Exercise prompt: Reply with one number only: the count of lines below that contain the word "xlabel".

· · · · ·

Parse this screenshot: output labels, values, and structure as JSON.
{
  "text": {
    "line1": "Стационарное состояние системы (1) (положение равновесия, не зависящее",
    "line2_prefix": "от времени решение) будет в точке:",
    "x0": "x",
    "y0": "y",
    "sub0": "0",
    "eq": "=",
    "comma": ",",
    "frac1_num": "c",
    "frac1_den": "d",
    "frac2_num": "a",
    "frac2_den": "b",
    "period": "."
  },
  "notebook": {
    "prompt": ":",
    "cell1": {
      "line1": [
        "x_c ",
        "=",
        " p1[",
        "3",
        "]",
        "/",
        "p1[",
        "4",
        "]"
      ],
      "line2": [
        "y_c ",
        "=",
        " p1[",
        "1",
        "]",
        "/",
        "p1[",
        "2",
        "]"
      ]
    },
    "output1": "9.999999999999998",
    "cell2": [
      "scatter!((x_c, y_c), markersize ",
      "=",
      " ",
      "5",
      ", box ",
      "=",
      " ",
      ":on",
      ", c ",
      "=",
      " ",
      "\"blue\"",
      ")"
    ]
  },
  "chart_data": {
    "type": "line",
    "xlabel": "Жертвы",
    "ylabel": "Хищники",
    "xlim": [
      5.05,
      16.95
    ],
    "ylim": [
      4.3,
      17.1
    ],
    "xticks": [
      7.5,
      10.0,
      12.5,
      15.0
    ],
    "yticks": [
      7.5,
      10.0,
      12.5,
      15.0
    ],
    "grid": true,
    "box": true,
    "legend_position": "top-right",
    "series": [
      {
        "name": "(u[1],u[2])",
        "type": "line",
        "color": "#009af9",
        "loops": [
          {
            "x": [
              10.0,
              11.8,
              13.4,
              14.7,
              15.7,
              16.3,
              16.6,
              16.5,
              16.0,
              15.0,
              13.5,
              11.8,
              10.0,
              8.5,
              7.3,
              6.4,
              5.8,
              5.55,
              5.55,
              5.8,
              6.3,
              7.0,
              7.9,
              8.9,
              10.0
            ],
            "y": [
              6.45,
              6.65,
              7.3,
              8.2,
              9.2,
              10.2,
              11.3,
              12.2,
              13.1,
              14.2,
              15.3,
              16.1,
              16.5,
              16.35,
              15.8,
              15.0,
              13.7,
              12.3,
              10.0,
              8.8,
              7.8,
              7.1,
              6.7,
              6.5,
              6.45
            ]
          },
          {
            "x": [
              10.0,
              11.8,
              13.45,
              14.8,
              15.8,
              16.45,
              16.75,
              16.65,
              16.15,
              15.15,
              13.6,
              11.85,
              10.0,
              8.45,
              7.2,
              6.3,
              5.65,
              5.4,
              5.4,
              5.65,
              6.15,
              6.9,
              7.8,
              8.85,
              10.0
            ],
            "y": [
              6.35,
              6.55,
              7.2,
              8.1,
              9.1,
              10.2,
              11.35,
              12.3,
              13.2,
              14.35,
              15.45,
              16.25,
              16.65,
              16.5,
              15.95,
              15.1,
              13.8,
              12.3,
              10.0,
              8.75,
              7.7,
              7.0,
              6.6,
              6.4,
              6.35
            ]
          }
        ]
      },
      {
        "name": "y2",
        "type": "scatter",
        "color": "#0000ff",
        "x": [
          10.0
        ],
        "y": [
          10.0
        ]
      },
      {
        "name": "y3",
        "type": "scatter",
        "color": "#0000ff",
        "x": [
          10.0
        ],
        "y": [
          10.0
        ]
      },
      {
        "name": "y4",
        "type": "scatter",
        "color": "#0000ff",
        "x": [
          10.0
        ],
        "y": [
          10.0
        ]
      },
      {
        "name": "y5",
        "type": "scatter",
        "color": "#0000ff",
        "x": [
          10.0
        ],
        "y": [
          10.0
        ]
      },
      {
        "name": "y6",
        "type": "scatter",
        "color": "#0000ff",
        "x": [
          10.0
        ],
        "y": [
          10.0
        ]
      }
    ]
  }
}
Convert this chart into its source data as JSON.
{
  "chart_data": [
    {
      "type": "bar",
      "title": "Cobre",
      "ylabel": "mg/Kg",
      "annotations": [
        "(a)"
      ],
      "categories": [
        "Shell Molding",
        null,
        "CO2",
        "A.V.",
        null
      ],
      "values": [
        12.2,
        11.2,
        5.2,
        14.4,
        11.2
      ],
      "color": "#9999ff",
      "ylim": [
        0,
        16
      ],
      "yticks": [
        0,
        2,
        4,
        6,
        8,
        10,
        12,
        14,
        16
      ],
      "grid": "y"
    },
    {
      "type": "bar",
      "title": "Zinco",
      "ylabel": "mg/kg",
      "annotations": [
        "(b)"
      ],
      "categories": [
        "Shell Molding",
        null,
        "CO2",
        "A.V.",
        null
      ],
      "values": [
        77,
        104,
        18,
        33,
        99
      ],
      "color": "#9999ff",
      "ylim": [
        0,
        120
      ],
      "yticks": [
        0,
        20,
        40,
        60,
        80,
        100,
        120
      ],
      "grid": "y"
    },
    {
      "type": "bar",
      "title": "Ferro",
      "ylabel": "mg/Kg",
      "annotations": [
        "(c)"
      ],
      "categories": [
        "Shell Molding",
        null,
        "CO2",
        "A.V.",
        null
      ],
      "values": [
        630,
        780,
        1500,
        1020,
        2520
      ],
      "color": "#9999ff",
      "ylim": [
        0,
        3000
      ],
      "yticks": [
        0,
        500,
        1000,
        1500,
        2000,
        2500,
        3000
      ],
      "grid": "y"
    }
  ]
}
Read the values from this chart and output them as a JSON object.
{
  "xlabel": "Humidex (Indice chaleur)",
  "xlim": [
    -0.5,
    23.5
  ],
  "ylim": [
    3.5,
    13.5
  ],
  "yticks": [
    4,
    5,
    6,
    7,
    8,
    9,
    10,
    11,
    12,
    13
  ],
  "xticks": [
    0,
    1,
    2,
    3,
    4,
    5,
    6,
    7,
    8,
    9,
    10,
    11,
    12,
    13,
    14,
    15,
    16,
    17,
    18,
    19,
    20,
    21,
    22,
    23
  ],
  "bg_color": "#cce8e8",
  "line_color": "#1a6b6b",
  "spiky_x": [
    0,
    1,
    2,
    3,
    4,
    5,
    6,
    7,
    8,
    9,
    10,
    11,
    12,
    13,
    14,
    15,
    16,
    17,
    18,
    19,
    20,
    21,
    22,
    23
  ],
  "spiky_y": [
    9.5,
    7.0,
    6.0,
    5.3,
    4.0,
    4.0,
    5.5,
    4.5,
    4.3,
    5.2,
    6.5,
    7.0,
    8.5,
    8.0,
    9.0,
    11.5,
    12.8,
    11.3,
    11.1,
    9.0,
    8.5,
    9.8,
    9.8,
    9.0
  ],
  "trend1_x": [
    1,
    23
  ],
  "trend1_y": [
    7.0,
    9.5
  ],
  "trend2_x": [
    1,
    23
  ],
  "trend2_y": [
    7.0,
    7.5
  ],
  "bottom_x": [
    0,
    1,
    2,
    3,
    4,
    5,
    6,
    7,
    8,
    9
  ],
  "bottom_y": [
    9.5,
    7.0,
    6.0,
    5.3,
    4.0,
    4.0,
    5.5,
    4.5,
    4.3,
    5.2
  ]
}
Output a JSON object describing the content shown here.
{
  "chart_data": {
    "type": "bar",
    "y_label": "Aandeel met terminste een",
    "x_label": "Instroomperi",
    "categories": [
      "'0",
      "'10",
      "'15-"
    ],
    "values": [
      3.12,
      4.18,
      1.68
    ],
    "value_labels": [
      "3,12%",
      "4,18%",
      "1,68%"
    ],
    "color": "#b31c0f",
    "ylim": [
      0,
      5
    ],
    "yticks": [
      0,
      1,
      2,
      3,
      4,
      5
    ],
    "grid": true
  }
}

· · · · ·

Solution: 2